**Exercise objective:**
Pick out each line containing the string "Extract" and copy it.
----------------
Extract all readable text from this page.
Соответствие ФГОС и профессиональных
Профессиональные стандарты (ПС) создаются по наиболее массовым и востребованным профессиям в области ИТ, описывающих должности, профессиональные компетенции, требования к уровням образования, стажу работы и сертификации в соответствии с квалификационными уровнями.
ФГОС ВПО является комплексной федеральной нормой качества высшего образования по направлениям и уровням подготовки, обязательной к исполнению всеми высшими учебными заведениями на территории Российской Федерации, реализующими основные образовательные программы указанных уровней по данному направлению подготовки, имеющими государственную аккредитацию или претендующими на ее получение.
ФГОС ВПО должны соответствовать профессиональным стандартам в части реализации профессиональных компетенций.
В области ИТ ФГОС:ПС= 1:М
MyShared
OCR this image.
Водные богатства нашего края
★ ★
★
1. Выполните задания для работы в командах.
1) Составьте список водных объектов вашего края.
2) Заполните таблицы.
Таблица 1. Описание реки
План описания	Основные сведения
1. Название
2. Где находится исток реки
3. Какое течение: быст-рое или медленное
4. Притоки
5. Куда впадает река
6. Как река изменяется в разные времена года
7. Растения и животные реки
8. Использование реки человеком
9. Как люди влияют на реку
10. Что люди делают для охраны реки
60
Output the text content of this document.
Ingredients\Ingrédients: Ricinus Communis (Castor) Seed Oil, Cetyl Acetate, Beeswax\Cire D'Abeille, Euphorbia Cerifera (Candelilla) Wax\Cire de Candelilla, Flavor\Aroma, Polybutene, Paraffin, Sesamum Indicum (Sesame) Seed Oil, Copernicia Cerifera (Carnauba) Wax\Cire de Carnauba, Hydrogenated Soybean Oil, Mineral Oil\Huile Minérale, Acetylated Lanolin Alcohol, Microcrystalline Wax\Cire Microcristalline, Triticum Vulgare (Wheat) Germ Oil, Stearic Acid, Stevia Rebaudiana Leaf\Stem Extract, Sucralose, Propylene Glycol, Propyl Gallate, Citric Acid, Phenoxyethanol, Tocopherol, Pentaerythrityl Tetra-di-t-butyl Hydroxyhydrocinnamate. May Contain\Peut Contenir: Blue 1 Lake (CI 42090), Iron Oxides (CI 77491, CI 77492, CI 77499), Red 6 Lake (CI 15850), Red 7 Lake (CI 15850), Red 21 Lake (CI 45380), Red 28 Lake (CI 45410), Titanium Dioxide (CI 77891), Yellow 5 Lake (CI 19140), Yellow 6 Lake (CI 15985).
----------------
**Complete response:**
Extract all readable text from this page.
Ingredients\Ingrédients: Ricinus Communis (Castor) Seed Oil, Cetyl Acetate, Beeswax\Cire D'Abeille, Euphorbia Cerifera (Candelilla) Wax\Cire de Candelilla, Flavor\Aroma, Polybutene, Paraffin, Sesamum Indicum (Sesame) Seed Oil, Copernicia Cerifera (Carnauba) Wax\Cire de Carnauba, Hydrogenated Soybean Oil, Mineral Oil\Huile Minérale, Acetylated Lanolin Alcohol, Microcrystalline Wax\Cire Microcristalline, Triticum Vulgare (Wheat) Germ Oil, Stearic Acid, Stevia Rebaudiana Leaf\Stem Extract, Sucralose, Propylene Glycol, Propyl Gallate, Citric Acid, Phenoxyethanol, Tocopherol, Pentaerythrityl Tetra-di-t-butyl Hydroxyhydrocinnamate. May Contain\Peut Contenir: Blue 1 Lake (CI 42090), Iron Oxides (CI 77491, CI 77492, CI 77499), Red 6 Lake (CI 15850), Red 7 Lake (CI 15850), Red 21 Lake (CI 45380), Red 28 Lake (CI 45410), Titanium Dioxide (CI 77891), Yellow 5 Lake (CI 19140), Yellow 6 Lake (CI 15985).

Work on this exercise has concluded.